◆ What is asked:
Identify each line in the records below that contains the word "thus", and copy it.

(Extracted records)
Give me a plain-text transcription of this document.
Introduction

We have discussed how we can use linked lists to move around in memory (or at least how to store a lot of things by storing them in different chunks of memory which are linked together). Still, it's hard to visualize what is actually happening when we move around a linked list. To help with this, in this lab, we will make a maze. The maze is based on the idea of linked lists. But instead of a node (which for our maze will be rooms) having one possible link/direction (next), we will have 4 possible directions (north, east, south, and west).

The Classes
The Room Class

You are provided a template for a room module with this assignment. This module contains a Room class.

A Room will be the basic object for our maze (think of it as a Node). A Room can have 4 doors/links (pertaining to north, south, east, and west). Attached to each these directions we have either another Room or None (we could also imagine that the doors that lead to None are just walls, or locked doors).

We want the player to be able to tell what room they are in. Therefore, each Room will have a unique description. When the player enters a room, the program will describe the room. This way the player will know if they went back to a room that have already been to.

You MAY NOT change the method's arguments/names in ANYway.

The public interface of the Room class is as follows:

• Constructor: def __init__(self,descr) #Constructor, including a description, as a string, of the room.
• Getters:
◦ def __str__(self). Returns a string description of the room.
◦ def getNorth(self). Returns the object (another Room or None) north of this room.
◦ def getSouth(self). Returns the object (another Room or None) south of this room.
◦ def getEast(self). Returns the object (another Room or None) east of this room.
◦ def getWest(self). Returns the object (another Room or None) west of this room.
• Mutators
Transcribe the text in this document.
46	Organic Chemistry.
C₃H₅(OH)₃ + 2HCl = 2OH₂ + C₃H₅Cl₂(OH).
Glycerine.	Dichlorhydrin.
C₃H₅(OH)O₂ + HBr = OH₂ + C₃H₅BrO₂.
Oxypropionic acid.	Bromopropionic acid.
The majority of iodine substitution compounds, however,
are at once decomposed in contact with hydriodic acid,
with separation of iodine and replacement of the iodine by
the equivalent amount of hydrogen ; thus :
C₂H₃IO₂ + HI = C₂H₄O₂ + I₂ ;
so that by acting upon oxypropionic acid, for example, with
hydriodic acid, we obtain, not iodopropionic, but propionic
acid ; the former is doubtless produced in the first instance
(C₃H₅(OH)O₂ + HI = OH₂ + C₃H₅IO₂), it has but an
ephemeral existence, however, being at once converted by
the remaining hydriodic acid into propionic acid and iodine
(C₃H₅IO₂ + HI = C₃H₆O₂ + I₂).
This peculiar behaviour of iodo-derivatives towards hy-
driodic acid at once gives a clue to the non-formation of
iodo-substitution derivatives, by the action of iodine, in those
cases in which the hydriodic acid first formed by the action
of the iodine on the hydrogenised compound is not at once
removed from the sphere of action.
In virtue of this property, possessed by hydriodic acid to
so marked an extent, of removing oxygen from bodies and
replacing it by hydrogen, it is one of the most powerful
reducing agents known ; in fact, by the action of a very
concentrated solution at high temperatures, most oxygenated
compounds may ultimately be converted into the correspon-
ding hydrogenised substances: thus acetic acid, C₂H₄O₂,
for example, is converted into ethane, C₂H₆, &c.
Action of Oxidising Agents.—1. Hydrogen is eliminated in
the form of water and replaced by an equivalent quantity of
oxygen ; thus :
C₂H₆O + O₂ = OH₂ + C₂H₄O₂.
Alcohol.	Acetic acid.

◆ Expected answer:
the equivalent amount of hydrogen ; thus :
ding hydrogenised substances: thus acetic acid, C₂H₄O₂,
oxygen ; thus :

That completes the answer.